EXERCISE INSTRUCTIONS => Write out the whole listing again, exactly as given.
---- RECORDS FOR THE EXERCISE
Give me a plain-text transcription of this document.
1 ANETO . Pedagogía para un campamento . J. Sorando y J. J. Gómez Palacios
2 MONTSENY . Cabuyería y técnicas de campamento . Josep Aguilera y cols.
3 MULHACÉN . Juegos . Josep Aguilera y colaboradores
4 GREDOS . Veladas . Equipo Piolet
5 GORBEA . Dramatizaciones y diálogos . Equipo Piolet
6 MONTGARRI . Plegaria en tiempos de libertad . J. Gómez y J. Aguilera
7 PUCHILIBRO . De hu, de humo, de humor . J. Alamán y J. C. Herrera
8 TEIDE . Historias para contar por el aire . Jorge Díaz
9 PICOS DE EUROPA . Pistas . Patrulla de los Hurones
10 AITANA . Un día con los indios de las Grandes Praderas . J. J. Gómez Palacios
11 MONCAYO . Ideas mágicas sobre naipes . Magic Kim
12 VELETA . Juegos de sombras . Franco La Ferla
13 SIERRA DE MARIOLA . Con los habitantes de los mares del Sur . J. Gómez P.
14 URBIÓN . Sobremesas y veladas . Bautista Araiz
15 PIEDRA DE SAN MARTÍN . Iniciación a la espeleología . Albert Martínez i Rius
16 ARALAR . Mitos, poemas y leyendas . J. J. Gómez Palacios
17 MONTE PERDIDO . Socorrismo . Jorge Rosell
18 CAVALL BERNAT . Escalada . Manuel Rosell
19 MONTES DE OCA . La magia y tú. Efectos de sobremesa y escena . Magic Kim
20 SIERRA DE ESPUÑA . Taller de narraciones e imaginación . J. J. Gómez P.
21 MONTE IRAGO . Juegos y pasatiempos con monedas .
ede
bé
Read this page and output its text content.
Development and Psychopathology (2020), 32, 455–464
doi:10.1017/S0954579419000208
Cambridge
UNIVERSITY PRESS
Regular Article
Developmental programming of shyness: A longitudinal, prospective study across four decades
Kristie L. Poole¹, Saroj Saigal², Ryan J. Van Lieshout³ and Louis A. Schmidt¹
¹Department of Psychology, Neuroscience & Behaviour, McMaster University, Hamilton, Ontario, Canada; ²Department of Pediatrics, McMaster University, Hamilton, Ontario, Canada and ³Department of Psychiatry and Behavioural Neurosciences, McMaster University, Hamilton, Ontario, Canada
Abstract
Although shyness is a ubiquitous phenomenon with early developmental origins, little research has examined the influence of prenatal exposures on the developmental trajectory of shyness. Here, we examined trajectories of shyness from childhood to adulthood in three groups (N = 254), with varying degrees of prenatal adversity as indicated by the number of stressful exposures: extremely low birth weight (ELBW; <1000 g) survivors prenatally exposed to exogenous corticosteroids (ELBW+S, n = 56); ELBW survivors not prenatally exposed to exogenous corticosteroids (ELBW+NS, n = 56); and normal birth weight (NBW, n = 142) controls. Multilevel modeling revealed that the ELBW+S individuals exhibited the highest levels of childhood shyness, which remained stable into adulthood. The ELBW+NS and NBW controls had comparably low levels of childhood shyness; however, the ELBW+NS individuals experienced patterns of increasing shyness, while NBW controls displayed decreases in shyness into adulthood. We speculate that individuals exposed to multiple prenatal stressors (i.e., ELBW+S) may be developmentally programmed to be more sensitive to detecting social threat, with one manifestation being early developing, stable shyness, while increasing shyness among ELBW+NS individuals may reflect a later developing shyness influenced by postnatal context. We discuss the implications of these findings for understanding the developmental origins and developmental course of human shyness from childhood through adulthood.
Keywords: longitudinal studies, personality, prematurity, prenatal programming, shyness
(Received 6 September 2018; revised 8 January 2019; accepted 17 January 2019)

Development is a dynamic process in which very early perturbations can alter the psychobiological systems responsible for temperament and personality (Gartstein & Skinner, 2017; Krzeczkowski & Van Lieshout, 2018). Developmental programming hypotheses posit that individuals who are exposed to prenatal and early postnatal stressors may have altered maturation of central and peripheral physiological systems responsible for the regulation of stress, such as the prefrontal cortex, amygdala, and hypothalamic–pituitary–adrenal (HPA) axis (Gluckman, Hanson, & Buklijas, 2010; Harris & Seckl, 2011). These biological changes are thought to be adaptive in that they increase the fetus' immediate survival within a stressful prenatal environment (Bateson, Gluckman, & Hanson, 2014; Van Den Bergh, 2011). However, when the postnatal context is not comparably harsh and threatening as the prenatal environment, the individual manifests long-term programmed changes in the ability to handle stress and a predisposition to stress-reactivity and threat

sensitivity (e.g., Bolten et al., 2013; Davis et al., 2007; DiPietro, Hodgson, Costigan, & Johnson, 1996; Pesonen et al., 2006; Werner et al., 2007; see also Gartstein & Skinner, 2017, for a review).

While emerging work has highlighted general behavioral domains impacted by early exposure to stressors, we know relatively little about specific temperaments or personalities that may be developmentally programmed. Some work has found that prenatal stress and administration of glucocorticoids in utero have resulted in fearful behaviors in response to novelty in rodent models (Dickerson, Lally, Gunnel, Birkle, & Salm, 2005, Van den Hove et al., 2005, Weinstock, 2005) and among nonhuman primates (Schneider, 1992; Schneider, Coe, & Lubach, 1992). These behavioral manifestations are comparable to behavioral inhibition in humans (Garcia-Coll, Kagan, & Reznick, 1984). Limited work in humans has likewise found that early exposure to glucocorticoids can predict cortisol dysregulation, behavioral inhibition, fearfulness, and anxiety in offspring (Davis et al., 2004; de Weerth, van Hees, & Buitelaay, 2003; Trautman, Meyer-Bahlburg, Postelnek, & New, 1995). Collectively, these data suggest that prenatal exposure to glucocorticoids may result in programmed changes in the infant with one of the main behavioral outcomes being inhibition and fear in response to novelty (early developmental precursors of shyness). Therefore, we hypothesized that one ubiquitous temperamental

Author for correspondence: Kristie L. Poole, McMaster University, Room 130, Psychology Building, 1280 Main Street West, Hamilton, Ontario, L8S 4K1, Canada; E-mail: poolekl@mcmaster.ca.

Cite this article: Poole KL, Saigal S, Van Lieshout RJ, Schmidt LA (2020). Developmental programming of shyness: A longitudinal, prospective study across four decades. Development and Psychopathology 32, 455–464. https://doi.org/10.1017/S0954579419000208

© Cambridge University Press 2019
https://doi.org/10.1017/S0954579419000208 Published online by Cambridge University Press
--------
EXERCISE RESPONSE =>
Give me a plain-text transcription of this document.
1 ANETO . Pedagogía para un campamento . J. Sorando y J. J. Gómez Palacios
2 MONTSENY . Cabuyería y técnicas de campamento . Josep Aguilera y cols.
3 MULHACÉN . Juegos . Josep Aguilera y colaboradores
4 GREDOS . Veladas . Equipo Piolet
5 GORBEA . Dramatizaciones y diálogos . Equipo Piolet
6 MONTGARRI . Plegaria en tiempos de libertad . J. Gómez y J. Aguilera
7 PUCHILIBRO . De hu, de humo, de humor . J. Alamán y J. C. Herrera
8 TEIDE . Historias para contar por el aire . Jorge Díaz
9 PICOS DE EUROPA . Pistas . Patrulla de los Hurones
10 AITANA . Un día con los indios de las Grandes Praderas . J. J. Gómez Palacios
11 MONCAYO . Ideas mágicas sobre naipes . Magic Kim
12 VELETA . Juegos de sombras . Franco La Ferla
13 SIERRA DE MARIOLA . Con los habitantes de los mares del Sur . J. Gómez P.
14 URBIÓN . Sobremesas y veladas . Bautista Araiz
15 PIEDRA DE SAN MARTÍN . Iniciación a la espeleología . Albert Martínez i Rius
16 ARALAR . Mitos, poemas y leyendas . J. J. Gómez Palacios
17 MONTE PERDIDO . Socorrismo . Jorge Rosell
18 CAVALL BERNAT . Escalada . Manuel Rosell
19 MONTES DE OCA . La magia y tú. Efectos de sobremesa y escena . Magic Kim
20 SIERRA DE ESPUÑA . Taller de narraciones e imaginación . J. J. Gómez P.
21 MONTE IRAGO . Juegos y pasatiempos con monedas .
ede
bé
Read this page and output its text content.
Development and Psychopathology (2020), 32, 455–464
doi:10.1017/S0954579419000208
Cambridge
UNIVERSITY PRESS
Regular Article
Developmental programming of shyness: A longitudinal, prospective study across four decades
Kristie L. Poole¹, Saroj Saigal², Ryan J. Van Lieshout³ and Louis A. Schmidt¹
¹Department of Psychology, Neuroscience & Behaviour, McMaster University, Hamilton, Ontario, Canada; ²Department of Pediatrics, McMaster University, Hamilton, Ontario, Canada and ³Department of Psychiatry and Behavioural Neurosciences, McMaster University, Hamilton, Ontario, Canada
Abstract
Although shyness is a ubiquitous phenomenon with early developmental origins, little research has examined the influence of prenatal exposures on the developmental trajectory of shyness. Here, we examined trajectories of shyness from childhood to adulthood in three groups (N = 254), with varying degrees of prenatal adversity as indicated by the number of stressful exposures: extremely low birth weight (ELBW; <1000 g) survivors prenatally exposed to exogenous corticosteroids (ELBW+S, n = 56); ELBW survivors not prenatally exposed to exogenous corticosteroids (ELBW+NS, n = 56); and normal birth weight (NBW, n = 142) controls. Multilevel modeling revealed that the ELBW+S individuals exhibited the highest levels of childhood shyness, which remained stable into adulthood. The ELBW+NS and NBW controls had comparably low levels of childhood shyness; however, the ELBW+NS individuals experienced patterns of increasing shyness, while NBW controls displayed decreases in shyness into adulthood. We speculate that individuals exposed to multiple prenatal stressors (i.e., ELBW+S) may be developmentally programmed to be more sensitive to detecting social threat, with one manifestation being early developing, stable shyness, while increasing shyness among ELBW+NS individuals may reflect a later developing shyness influenced by postnatal context. We discuss the implications of these findings for understanding the developmental origins and developmental course of human shyness from childhood through adulthood.
Keywords: longitudinal studies, personality, prematurity, prenatal programming, shyness
(Received 6 September 2018; revised 8 January 2019; accepted 17 January 2019)

Development is a dynamic process in which very early perturbations can alter the psychobiological systems responsible for temperament and personality (Gartstein & Skinner, 2017; Krzeczkowski & Van Lieshout, 2018). Developmental programming hypotheses posit that individuals who are exposed to prenatal and early postnatal stressors may have altered maturation of central and peripheral physiological systems responsible for the regulation of stress, such as the prefrontal cortex, amygdala, and hypothalamic–pituitary–adrenal (HPA) axis (Gluckman, Hanson, & Buklijas, 2010; Harris & Seckl, 2011). These biological changes are thought to be adaptive in that they increase the fetus' immediate survival within a stressful prenatal environment (Bateson, Gluckman, & Hanson, 2014; Van Den Bergh, 2011). However, when the postnatal context is not comparably harsh and threatening as the prenatal environment, the individual manifests long-term programmed changes in the ability to handle stress and a predisposition to stress-reactivity and threat

sensitivity (e.g., Bolten et al., 2013; Davis et al., 2007; DiPietro, Hodgson, Costigan, & Johnson, 1996; Pesonen et al., 2006; Werner et al., 2007; see also Gartstein & Skinner, 2017, for a review).

While emerging work has highlighted general behavioral domains impacted by early exposure to stressors, we know relatively little about specific temperaments or personalities that may be developmentally programmed. Some work has found that prenatal stress and administration of glucocorticoids in utero have resulted in fearful behaviors in response to novelty in rodent models (Dickerson, Lally, Gunnel, Birkle, & Salm, 2005, Van den Hove et al., 2005, Weinstock, 2005) and among nonhuman primates (Schneider, 1992; Schneider, Coe, & Lubach, 1992). These behavioral manifestations are comparable to behavioral inhibition in humans (Garcia-Coll, Kagan, & Reznick, 1984). Limited work in humans has likewise found that early exposure to glucocorticoids can predict cortisol dysregulation, behavioral inhibition, fearfulness, and anxiety in offspring (Davis et al., 2004; de Weerth, van Hees, & Buitelaay, 2003; Trautman, Meyer-Bahlburg, Postelnek, & New, 1995). Collectively, these data suggest that prenatal exposure to glucocorticoids may result in programmed changes in the infant with one of the main behavioral outcomes being inhibition and fear in response to novelty (early developmental precursors of shyness). Therefore, we hypothesized that one ubiquitous temperamental

Author for correspondence: Kristie L. Poole, McMaster University, Room 130, Psychology Building, 1280 Main Street West, Hamilton, Ontario, L8S 4K1, Canada; E-mail: poolekl@mcmaster.ca.

Cite this article: Poole KL, Saigal S, Van Lieshout RJ, Schmidt LA (2020). Developmental programming of shyness: A longitudinal, prospective study across four decades. Development and Psychopathology 32, 455–464. https://doi.org/10.1017/S0954579419000208

© Cambridge University Press 2019
https://doi.org/10.1017/S0954579419000208 Published online by Cambridge University Press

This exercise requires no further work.